_RECORDS TO PROCESS_

- - - -

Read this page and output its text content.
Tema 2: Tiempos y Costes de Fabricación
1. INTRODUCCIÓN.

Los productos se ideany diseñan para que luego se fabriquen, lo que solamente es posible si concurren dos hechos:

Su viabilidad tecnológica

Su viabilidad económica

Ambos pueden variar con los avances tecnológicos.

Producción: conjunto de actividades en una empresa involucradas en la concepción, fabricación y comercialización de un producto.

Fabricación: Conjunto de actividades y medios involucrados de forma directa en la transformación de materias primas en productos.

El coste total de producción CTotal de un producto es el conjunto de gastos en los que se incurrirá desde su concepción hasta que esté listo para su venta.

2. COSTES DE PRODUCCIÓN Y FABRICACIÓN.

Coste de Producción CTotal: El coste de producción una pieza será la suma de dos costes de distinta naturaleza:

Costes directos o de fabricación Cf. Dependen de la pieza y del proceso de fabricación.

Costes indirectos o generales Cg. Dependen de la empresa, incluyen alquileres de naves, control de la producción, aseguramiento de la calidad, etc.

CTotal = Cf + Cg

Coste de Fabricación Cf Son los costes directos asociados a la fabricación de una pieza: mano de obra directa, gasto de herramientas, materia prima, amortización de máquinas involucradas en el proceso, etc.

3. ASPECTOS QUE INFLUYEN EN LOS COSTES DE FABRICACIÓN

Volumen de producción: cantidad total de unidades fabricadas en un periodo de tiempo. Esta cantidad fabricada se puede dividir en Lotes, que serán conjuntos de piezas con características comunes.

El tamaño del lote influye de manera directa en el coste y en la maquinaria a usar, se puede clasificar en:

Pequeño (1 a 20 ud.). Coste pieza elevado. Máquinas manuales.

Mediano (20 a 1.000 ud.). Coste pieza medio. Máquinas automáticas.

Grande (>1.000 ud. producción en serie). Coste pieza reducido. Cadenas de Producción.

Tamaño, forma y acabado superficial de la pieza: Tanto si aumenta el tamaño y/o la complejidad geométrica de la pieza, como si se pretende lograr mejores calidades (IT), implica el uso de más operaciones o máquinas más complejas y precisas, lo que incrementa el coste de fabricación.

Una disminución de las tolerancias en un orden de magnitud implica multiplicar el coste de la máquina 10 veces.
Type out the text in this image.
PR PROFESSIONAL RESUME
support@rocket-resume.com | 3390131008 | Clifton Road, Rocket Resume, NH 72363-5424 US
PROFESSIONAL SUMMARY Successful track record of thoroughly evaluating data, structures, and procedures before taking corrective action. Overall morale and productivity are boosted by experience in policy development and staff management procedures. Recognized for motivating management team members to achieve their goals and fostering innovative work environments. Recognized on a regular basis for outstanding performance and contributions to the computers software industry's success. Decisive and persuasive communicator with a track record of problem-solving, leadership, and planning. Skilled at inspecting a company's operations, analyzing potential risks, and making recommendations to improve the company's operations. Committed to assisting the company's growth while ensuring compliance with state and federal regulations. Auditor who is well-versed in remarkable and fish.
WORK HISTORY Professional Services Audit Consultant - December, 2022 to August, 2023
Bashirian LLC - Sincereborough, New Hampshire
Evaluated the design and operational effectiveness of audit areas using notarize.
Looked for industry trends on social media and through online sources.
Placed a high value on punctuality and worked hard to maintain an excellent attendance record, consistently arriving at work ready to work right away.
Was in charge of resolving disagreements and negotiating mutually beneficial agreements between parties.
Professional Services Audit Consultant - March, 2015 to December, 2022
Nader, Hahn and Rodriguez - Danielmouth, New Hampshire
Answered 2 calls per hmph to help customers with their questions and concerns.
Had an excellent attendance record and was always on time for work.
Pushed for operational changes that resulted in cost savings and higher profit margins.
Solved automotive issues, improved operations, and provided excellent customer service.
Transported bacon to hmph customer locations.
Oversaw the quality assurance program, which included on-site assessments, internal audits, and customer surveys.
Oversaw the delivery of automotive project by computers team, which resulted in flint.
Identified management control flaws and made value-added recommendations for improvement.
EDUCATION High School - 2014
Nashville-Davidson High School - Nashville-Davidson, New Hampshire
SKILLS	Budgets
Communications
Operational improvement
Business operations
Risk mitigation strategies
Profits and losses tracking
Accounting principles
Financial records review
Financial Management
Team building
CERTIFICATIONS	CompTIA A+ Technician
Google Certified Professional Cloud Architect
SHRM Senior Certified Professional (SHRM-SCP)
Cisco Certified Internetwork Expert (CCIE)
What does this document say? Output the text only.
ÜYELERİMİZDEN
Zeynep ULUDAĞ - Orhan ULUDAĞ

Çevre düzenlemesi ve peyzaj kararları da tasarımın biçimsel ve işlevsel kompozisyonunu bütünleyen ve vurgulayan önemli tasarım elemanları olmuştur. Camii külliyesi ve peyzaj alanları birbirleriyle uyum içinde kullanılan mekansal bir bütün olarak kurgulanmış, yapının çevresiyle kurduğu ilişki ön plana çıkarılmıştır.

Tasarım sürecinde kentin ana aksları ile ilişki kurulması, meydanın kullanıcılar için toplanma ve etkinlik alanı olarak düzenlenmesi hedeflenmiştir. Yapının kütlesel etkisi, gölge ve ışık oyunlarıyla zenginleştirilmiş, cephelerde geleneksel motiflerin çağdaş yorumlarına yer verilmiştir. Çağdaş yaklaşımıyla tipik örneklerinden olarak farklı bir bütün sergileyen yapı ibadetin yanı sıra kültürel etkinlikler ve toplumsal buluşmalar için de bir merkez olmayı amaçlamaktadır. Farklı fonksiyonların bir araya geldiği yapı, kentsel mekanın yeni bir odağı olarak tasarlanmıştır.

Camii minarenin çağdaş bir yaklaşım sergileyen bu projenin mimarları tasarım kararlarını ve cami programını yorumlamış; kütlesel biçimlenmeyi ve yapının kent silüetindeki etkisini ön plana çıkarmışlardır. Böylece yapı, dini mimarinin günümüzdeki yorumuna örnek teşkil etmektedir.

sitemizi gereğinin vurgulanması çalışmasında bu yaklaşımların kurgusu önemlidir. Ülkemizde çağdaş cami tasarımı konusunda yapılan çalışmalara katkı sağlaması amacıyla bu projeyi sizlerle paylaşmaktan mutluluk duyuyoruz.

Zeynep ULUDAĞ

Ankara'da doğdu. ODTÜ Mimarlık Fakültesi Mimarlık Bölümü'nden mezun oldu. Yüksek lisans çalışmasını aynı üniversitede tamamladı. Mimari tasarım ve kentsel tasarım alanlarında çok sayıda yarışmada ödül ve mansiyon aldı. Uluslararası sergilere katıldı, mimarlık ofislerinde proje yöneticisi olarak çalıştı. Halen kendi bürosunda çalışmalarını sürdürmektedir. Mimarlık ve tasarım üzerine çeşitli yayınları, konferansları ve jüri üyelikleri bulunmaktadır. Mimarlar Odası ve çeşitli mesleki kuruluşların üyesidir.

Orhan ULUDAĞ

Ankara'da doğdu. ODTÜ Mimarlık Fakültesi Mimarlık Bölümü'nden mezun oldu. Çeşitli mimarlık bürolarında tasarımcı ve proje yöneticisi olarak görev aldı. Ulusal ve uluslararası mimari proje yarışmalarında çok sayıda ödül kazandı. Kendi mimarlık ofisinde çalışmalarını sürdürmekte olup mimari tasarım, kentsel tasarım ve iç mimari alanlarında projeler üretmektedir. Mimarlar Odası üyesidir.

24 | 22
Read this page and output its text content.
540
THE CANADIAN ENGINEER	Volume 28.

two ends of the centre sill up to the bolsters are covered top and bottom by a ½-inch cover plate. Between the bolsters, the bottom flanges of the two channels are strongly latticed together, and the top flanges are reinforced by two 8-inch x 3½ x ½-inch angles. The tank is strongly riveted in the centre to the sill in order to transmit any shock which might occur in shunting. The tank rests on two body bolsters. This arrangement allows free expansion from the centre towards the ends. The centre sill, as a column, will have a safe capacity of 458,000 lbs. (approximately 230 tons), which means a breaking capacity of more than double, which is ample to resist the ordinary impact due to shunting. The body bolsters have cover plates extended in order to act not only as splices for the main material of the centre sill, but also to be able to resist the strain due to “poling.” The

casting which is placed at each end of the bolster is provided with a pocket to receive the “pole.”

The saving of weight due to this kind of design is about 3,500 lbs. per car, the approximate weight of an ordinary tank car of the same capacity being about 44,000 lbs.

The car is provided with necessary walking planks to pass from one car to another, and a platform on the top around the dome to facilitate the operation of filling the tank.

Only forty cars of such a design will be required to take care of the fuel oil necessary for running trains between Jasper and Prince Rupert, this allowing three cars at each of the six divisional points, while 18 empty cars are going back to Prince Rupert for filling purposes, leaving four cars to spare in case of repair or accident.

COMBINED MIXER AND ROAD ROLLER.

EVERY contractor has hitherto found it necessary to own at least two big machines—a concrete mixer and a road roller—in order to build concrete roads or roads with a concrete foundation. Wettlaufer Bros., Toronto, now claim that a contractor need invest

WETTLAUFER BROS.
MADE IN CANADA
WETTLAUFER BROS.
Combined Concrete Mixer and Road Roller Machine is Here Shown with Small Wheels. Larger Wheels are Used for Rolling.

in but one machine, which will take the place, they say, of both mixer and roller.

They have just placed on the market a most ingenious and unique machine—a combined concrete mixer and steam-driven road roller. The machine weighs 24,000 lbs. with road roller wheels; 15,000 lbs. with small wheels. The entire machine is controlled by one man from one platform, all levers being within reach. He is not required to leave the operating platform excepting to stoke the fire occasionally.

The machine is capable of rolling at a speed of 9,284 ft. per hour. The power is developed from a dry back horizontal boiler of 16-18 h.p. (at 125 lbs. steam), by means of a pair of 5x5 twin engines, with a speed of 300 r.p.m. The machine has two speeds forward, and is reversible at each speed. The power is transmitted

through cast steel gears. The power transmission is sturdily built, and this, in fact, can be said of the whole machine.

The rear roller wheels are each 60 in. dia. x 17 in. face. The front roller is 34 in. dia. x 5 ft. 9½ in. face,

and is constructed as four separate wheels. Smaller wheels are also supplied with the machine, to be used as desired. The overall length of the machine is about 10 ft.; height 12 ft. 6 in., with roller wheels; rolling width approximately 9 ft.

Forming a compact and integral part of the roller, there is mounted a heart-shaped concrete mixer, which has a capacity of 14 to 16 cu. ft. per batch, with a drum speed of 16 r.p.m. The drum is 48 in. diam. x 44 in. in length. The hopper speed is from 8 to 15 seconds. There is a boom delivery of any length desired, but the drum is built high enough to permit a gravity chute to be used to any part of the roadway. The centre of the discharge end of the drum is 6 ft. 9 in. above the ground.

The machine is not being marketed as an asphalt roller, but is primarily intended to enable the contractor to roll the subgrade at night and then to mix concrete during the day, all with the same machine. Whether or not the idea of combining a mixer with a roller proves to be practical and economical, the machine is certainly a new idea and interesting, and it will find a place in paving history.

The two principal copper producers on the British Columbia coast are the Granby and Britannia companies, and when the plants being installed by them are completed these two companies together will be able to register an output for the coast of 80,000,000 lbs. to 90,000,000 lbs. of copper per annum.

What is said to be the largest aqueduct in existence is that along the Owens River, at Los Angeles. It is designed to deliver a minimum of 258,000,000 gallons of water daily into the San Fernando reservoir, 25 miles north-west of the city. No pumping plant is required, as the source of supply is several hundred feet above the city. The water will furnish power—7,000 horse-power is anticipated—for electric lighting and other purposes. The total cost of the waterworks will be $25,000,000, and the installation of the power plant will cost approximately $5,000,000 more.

- - - -

_WHAT IS BEING ASKED_
Identify the lines of the data that contain the word "attendance". Copy each of them.

_TASK ANSWER_
Placed a high value on punctuality and worked hard to maintain an excellent attendance record, consistently arriving at work ready to work right away.
Had an excellent attendance record and was always on time for work.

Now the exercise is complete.